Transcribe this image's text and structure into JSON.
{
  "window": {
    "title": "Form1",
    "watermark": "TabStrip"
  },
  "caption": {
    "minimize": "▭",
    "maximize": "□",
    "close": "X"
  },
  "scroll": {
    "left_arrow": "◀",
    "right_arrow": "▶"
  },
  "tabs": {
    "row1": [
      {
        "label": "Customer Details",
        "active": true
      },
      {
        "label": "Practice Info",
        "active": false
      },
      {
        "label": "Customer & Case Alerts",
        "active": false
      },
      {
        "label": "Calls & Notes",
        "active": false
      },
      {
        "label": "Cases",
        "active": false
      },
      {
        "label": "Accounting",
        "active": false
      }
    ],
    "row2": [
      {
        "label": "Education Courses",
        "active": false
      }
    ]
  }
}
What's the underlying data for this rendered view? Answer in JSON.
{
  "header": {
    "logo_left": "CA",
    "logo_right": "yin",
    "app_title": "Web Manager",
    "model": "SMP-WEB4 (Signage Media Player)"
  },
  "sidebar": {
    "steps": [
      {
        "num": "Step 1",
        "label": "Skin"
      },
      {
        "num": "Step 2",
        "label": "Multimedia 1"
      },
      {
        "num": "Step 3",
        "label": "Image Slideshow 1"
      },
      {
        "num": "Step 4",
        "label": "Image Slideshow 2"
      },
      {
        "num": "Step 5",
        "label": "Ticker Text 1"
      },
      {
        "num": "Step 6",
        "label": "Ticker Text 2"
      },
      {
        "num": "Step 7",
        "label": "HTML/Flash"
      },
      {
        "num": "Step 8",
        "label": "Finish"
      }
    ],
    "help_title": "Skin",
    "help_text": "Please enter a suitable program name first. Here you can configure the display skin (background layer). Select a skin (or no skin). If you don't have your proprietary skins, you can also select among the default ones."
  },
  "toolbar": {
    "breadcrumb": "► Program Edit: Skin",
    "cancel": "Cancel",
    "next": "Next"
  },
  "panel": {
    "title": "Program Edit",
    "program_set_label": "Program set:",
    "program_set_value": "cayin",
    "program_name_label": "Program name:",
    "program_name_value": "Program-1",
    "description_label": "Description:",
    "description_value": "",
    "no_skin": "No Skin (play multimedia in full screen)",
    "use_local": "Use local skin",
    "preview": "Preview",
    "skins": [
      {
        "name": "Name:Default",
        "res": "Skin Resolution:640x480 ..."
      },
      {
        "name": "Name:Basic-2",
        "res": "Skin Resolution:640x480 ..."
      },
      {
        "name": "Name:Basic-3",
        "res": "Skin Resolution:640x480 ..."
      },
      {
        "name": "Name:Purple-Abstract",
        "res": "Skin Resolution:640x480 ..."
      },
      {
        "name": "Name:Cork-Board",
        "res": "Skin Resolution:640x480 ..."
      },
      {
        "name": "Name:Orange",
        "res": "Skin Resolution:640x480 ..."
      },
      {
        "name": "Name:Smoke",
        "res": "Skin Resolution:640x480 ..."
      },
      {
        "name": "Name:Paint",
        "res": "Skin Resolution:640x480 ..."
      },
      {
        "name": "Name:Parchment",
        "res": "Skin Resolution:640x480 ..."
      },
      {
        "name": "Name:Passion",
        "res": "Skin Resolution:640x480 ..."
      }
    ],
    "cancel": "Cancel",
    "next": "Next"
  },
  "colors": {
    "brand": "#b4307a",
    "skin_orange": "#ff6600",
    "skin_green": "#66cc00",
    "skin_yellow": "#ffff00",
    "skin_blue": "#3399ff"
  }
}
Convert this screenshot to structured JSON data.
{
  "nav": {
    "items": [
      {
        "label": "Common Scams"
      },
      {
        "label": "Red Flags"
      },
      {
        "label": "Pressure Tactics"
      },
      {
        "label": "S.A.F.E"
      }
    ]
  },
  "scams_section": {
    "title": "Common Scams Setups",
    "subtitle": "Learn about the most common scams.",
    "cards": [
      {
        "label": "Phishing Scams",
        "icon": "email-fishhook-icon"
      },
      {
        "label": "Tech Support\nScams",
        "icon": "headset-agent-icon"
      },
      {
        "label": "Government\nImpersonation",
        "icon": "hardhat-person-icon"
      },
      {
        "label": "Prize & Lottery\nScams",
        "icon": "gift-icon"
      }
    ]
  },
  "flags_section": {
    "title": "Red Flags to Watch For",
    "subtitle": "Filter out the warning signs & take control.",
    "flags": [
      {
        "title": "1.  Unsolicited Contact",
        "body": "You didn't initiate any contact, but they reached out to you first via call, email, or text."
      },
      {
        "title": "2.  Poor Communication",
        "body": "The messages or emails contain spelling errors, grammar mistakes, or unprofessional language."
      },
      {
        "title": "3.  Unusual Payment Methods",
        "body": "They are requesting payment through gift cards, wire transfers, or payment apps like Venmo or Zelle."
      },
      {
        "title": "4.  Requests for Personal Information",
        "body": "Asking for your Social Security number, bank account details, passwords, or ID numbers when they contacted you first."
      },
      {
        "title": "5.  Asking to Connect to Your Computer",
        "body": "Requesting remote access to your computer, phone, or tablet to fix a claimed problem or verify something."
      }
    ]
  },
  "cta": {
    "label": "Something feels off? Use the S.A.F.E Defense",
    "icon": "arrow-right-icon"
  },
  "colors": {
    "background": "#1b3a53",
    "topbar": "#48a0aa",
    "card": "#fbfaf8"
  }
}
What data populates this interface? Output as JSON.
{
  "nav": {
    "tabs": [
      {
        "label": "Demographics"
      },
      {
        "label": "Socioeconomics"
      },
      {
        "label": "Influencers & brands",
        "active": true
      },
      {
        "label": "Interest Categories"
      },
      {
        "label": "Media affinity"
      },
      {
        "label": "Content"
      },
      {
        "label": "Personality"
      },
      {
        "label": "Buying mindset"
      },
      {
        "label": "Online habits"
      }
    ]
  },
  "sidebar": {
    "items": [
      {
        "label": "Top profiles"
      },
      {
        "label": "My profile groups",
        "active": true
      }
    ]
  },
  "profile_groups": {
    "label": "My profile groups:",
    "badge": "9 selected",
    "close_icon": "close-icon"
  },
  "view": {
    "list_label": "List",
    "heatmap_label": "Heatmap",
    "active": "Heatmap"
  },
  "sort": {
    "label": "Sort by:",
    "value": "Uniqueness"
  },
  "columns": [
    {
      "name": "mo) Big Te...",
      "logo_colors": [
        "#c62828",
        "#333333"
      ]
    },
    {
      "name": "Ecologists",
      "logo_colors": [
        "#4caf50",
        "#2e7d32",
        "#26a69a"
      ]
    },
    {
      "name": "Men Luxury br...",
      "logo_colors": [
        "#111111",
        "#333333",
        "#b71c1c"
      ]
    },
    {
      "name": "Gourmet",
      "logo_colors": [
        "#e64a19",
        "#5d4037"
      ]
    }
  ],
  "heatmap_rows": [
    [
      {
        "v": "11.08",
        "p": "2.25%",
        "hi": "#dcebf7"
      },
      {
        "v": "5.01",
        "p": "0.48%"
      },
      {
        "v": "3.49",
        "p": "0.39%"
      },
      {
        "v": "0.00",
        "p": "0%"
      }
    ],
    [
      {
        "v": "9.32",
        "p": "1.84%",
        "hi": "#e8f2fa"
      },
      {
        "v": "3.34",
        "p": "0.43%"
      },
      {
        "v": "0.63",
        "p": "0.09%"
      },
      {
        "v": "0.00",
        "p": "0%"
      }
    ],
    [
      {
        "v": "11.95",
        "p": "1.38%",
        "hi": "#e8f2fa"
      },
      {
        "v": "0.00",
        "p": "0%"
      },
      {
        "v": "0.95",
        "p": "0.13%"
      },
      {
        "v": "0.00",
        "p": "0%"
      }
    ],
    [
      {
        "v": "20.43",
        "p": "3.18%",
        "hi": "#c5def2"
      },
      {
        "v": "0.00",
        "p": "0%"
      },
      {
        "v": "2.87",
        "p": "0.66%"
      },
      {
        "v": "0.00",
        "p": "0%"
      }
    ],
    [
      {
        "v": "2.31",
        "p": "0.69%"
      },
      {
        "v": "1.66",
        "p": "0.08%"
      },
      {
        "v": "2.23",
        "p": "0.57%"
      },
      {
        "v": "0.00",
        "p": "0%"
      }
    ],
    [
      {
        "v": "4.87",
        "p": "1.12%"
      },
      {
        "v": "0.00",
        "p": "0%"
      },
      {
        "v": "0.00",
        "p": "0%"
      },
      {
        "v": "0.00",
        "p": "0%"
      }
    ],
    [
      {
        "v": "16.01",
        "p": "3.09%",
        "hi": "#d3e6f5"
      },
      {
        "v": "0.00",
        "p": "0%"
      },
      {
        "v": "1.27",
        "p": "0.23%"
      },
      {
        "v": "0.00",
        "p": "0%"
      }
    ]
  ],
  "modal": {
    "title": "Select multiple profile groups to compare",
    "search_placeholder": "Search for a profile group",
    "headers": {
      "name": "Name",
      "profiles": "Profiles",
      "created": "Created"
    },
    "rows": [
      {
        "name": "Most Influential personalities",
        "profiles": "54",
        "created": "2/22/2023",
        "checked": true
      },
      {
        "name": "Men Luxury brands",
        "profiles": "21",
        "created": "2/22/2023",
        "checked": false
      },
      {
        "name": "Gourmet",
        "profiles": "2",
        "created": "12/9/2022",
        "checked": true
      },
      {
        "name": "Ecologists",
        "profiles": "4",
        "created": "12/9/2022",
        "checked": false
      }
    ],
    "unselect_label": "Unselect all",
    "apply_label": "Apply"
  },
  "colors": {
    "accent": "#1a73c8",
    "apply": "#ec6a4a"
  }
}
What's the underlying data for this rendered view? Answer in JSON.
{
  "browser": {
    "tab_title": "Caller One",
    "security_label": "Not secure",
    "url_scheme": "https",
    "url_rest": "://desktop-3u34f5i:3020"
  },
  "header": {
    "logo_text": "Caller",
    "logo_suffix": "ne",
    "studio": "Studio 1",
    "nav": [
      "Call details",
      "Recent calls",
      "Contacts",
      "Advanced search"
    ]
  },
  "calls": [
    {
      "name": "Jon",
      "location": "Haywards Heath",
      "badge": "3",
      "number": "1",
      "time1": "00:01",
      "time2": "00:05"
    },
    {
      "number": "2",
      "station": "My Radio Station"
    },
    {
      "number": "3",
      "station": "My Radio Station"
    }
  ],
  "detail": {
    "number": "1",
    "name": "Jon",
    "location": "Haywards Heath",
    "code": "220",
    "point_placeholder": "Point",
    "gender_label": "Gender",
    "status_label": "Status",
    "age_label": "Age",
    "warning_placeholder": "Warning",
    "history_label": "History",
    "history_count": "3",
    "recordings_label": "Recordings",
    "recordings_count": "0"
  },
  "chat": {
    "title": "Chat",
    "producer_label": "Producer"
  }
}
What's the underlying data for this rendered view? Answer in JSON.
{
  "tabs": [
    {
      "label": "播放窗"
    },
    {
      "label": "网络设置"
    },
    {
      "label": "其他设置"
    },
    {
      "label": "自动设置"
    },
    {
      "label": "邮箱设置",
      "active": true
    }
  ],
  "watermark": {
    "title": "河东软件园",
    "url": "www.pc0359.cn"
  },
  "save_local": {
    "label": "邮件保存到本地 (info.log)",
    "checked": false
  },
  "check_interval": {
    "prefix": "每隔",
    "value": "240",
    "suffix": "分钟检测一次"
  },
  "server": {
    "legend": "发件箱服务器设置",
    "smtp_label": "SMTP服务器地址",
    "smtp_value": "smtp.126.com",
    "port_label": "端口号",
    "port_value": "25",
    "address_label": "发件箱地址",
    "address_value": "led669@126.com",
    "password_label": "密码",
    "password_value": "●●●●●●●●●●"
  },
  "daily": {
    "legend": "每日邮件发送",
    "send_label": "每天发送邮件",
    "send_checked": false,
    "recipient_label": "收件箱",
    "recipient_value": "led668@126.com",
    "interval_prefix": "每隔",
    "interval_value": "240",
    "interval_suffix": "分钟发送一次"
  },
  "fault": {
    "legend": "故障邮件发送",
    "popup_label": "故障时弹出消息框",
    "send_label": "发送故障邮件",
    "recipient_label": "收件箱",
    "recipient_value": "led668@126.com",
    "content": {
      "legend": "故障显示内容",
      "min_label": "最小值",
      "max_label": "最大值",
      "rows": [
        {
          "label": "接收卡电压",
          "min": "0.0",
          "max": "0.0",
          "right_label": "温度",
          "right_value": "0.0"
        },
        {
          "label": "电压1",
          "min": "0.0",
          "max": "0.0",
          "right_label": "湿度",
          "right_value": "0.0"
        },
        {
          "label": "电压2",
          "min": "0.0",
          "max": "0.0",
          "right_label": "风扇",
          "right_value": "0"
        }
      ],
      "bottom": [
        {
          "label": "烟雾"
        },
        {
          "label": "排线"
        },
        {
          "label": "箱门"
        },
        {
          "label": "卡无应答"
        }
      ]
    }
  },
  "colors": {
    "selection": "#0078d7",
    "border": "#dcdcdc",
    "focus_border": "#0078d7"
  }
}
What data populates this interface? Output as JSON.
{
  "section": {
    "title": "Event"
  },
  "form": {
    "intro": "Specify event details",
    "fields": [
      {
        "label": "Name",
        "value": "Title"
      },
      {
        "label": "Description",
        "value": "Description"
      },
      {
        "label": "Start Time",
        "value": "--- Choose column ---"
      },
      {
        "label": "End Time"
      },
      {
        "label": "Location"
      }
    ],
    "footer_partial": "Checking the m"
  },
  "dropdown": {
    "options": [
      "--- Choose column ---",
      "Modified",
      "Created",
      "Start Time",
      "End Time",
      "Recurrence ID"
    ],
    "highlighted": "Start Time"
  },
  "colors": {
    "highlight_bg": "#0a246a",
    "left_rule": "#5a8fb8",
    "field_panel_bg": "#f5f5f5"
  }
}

* _Written request_: From the records, copy every line that has the string "Slideshow" in it.

* _Exercise output_:
        "label": "Image Slideshow 1"
        "label": "Image Slideshow 2"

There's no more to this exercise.